## start

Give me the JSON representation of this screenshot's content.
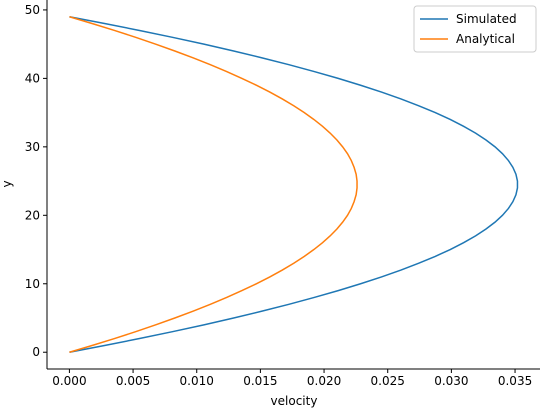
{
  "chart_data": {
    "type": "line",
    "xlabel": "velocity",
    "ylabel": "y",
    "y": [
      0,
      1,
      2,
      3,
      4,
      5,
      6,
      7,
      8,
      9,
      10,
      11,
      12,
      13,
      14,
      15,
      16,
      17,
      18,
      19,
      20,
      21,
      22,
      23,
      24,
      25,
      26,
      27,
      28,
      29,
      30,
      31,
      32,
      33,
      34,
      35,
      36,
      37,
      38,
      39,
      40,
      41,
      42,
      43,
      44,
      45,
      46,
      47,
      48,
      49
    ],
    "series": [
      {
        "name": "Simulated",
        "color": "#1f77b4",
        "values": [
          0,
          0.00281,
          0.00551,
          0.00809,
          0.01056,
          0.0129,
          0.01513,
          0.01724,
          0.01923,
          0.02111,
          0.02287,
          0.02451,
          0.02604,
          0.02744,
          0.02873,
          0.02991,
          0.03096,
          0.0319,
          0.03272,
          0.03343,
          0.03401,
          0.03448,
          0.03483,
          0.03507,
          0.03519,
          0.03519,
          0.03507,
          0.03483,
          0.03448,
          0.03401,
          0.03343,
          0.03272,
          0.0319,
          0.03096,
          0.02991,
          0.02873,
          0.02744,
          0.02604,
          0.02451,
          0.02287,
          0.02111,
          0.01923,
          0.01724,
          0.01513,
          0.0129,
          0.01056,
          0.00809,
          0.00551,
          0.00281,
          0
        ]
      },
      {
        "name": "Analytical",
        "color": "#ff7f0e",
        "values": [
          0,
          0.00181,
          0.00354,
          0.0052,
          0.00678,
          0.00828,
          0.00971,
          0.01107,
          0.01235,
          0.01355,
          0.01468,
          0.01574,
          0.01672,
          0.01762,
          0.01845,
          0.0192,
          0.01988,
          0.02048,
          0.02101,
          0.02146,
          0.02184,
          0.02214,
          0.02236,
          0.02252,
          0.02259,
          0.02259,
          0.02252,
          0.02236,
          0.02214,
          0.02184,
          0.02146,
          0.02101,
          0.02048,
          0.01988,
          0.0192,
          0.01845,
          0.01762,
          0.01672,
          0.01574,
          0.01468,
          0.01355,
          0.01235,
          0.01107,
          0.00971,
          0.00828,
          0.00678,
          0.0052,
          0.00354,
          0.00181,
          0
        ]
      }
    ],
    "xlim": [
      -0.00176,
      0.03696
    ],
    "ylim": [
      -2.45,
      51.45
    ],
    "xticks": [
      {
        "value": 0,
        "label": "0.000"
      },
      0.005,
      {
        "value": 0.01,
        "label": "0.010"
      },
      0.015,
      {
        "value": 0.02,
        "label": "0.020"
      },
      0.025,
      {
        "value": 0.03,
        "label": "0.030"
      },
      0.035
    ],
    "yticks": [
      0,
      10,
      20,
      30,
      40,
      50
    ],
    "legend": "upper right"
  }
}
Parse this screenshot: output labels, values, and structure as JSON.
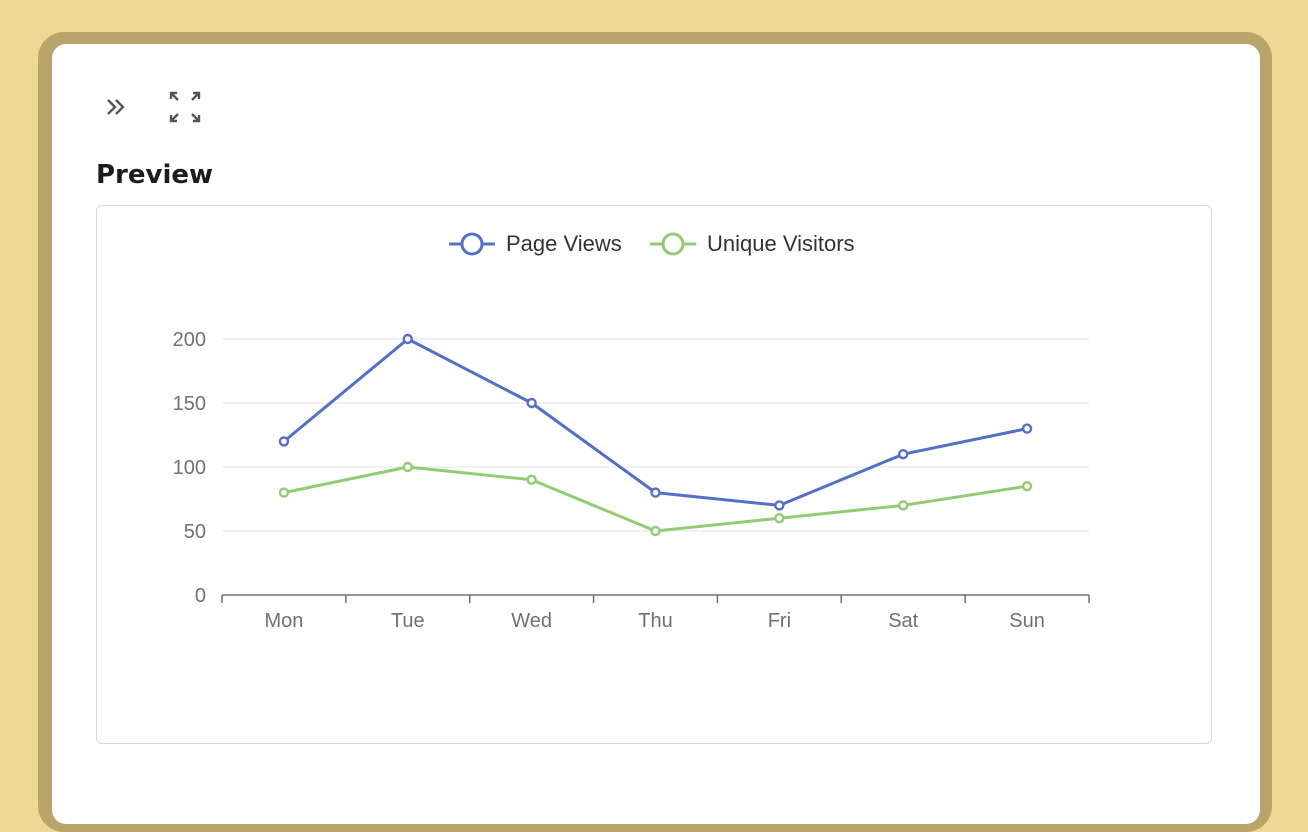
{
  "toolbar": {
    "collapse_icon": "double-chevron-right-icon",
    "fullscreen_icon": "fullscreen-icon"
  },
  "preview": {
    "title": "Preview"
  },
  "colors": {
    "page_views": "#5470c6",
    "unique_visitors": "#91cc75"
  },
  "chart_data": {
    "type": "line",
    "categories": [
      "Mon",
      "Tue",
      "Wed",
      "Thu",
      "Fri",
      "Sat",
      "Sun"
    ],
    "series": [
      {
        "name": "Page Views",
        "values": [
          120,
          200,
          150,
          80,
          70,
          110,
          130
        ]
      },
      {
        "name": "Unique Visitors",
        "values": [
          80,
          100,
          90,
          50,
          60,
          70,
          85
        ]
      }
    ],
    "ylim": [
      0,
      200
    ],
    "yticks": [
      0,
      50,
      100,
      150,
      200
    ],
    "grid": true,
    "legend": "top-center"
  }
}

## end
## start

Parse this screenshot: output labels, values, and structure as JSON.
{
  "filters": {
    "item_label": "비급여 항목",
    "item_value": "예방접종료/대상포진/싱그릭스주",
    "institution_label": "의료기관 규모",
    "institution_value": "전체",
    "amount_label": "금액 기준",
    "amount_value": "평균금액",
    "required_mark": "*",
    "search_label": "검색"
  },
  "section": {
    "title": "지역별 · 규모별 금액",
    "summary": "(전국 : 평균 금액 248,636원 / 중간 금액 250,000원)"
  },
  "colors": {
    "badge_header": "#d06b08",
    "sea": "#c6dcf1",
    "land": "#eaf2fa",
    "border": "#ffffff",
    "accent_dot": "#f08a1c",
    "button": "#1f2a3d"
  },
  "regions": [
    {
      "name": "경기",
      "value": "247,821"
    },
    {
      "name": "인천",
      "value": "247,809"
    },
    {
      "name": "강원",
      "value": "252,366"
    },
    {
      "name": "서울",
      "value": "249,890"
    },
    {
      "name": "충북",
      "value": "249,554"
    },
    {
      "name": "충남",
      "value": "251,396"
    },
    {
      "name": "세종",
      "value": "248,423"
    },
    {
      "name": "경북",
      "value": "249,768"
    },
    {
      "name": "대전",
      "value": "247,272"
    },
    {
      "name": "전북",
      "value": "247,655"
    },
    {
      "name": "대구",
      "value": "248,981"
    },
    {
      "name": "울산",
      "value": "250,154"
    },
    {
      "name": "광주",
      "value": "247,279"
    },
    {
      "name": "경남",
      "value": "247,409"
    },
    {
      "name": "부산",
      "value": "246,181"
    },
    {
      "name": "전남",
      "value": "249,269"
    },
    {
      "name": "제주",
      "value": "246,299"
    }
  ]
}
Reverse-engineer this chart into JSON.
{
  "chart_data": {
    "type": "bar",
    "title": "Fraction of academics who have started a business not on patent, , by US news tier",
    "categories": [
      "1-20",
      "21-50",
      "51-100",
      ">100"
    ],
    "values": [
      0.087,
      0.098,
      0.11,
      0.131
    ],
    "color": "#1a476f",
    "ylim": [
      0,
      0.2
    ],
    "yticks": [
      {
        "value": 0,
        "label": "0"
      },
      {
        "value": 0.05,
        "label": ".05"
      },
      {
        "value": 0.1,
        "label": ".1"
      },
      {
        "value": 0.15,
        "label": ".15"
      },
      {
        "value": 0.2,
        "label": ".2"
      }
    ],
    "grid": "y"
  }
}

## end

Exercise directions:
Of the lines in the records, determine how many contain the word "icon", and report that number alone.

Solution to the exercise:
2